__YOUR GOAL__.
Check every line below for the string "JSON", and copy the lines that contain it.

————

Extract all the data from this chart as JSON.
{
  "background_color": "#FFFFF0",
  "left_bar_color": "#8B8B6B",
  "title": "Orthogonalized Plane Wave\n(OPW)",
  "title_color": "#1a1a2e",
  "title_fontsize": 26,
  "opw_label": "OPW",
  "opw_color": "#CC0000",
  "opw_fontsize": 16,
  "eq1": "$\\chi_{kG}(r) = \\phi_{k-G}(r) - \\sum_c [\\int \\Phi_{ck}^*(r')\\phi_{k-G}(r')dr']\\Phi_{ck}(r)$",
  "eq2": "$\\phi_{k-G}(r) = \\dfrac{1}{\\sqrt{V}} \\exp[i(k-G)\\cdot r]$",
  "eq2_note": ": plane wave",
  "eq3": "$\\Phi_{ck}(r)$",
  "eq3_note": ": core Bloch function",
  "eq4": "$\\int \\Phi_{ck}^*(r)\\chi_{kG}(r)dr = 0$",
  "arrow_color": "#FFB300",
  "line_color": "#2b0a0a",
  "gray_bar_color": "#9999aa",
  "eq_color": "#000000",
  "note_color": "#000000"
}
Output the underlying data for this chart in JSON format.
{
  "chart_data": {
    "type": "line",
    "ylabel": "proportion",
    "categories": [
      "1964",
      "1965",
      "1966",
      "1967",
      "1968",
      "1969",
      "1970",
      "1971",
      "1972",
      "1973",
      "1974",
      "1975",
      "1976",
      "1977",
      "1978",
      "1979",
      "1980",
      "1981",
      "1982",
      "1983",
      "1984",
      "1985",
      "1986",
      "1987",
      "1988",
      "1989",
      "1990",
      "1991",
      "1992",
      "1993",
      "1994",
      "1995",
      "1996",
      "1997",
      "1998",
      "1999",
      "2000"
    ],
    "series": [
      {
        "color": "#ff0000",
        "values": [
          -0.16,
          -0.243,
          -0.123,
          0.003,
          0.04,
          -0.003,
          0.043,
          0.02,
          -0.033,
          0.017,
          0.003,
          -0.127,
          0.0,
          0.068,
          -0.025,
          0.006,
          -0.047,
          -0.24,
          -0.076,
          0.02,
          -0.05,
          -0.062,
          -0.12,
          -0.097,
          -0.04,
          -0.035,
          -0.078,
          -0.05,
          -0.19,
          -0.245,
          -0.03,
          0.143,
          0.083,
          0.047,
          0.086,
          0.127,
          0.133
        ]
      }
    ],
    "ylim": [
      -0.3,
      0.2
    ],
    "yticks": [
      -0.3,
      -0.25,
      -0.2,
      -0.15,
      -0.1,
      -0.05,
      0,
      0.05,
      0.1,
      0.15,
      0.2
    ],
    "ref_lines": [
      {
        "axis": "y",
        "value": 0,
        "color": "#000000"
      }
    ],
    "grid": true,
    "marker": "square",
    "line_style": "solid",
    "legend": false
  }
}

————

__TASK RESULT__.
Extract all the data from this chart as JSON.
Output the underlying data for this chart in JSON format.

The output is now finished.